--- start MATERIAL FOR THE TASK ---

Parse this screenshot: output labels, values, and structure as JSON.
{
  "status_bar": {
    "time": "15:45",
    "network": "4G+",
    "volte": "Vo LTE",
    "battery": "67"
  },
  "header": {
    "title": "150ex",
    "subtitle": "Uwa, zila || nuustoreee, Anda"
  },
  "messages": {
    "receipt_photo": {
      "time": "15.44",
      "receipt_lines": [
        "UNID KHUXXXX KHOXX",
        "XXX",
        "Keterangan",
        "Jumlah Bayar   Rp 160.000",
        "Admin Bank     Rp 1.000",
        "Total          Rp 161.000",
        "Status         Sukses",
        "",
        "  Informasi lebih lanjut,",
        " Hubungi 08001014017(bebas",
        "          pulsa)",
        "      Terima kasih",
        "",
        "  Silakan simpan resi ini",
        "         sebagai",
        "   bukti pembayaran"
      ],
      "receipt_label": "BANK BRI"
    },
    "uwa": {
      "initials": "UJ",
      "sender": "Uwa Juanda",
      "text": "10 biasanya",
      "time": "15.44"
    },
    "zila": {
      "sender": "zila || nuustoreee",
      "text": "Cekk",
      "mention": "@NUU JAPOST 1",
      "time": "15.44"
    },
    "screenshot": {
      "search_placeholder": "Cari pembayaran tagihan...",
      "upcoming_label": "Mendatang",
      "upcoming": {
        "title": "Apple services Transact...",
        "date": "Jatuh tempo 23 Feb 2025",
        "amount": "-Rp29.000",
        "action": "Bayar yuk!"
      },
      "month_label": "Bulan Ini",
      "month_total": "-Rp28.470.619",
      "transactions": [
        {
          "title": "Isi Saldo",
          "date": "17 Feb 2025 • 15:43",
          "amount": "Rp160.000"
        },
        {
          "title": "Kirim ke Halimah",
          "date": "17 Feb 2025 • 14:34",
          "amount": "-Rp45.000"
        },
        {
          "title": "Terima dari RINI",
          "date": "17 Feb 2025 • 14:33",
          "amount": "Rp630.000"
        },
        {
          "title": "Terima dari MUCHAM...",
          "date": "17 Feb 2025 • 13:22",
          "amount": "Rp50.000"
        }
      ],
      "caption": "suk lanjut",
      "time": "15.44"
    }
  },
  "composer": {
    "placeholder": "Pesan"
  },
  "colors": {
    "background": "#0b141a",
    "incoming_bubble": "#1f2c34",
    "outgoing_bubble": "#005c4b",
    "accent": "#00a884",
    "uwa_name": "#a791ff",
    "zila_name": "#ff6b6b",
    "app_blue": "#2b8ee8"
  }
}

--- end MATERIAL FOR THE TASK ---

_EXERCISE PROMPT:_
Go through the records and print each one exactly.

_REPLY TO THE TASK:_
Parse this screenshot: output labels, values, and structure as JSON.
{
  "status_bar": {
    "time": "15:45",
    "network": "4G+",
    "volte": "Vo LTE",
    "battery": "67"
  },
  "header": {
    "title": "150ex",
    "subtitle": "Uwa, zila || nuustoreee, Anda"
  },
  "messages": {
    "receipt_photo": {
      "time": "15.44",
      "receipt_lines": [
        "UNID KHUXXXX KHOXX",
        "XXX",
        "Keterangan",
        "Jumlah Bayar   Rp 160.000",
        "Admin Bank     Rp 1.000",
        "Total          Rp 161.000",
        "Status         Sukses",
        "",
        "  Informasi lebih lanjut,",
        " Hubungi 08001014017(bebas",
        "          pulsa)",
        "      Terima kasih",
        "",
        "  Silakan simpan resi ini",
        "         sebagai",
        "   bukti pembayaran"
      ],
      "receipt_label": "BANK BRI"
    },
    "uwa": {
      "initials": "UJ",
      "sender": "Uwa Juanda",
      "text": "10 biasanya",
      "time": "15.44"
    },
    "zila": {
      "sender": "zila || nuustoreee",
      "text": "Cekk",
      "mention": "@NUU JAPOST 1",
      "time": "15.44"
    },
    "screenshot": {
      "search_placeholder": "Cari pembayaran tagihan...",
      "upcoming_label": "Mendatang",
      "upcoming": {
        "title": "Apple services Transact...",
        "date": "Jatuh tempo 23 Feb 2025",
        "amount": "-Rp29.000",
        "action": "Bayar yuk!"
      },
      "month_label": "Bulan Ini",
      "month_total": "-Rp28.470.619",
      "transactions": [
        {
          "title": "Isi Saldo",
          "date": "17 Feb 2025 • 15:43",
          "amount": "Rp160.000"
        },
        {
          "title": "Kirim ke Halimah",
          "date": "17 Feb 2025 • 14:34",
          "amount": "-Rp45.000"
        },
        {
          "title": "Terima dari RINI",
          "date": "17 Feb 2025 • 14:33",
          "amount": "Rp630.000"
        },
        {
          "title": "Terima dari MUCHAM...",
          "date": "17 Feb 2025 • 13:22",
          "amount": "Rp50.000"
        }
      ],
      "caption": "suk lanjut",
      "time": "15.44"
    }
  },
  "composer": {
    "placeholder": "Pesan"
  },
  "colors": {
    "background": "#0b141a",
    "incoming_bubble": "#1f2c34",
    "outgoing_bubble": "#005c4b",
    "accent": "#00a884",
    "uwa_name": "#a791ff",
    "zila_name": "#ff6b6b",
    "app_blue": "#2b8ee8"
  }
}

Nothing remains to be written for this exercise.